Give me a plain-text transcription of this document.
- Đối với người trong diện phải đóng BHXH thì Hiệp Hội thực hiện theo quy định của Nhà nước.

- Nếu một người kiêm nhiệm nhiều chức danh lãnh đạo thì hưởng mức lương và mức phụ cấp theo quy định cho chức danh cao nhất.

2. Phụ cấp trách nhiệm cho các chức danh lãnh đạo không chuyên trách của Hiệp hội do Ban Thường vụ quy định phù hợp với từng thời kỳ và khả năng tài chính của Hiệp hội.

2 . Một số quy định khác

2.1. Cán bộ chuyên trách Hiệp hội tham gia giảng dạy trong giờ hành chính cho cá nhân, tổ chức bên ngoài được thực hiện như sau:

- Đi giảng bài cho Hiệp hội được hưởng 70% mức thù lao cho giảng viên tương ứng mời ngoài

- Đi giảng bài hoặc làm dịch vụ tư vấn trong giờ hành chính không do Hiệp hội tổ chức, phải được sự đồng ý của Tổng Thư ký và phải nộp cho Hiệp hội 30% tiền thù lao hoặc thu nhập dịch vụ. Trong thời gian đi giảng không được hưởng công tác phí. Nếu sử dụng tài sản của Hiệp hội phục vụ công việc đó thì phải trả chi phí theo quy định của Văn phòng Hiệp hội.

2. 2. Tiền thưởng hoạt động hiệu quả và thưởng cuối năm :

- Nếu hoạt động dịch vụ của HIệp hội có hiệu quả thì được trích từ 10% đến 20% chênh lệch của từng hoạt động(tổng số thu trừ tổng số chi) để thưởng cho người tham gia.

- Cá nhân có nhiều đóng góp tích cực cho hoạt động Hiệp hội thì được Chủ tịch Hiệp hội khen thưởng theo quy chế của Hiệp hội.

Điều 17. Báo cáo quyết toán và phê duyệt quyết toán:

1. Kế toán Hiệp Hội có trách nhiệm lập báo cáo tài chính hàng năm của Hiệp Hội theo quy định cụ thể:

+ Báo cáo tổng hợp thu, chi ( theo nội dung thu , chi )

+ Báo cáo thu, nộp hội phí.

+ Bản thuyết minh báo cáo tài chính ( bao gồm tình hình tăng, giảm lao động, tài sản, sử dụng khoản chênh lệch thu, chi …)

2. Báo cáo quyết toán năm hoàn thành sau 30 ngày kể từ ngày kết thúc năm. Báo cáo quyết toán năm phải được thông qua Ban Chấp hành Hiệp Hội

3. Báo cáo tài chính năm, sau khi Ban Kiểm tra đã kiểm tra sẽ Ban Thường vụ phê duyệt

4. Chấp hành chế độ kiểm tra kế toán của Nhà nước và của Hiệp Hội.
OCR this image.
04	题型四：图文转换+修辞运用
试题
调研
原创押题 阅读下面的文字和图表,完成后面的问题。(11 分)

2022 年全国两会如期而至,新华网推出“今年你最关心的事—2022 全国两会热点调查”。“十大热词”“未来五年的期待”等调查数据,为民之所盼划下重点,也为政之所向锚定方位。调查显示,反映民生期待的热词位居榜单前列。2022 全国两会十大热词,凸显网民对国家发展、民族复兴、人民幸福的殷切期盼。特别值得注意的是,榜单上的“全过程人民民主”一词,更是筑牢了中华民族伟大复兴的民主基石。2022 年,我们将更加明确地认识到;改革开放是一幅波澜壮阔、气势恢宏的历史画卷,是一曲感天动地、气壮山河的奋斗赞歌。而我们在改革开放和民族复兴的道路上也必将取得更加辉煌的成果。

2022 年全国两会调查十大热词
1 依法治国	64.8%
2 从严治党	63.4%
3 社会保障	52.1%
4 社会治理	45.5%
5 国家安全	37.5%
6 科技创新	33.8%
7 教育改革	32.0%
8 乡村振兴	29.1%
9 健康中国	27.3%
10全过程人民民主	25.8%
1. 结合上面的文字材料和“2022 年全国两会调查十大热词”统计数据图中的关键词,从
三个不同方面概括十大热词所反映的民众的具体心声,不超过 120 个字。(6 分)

What you are asked to do ▸
State, as a bare number, how many lines of the listing hold the word "đóng".

Output of the exercise ▸
2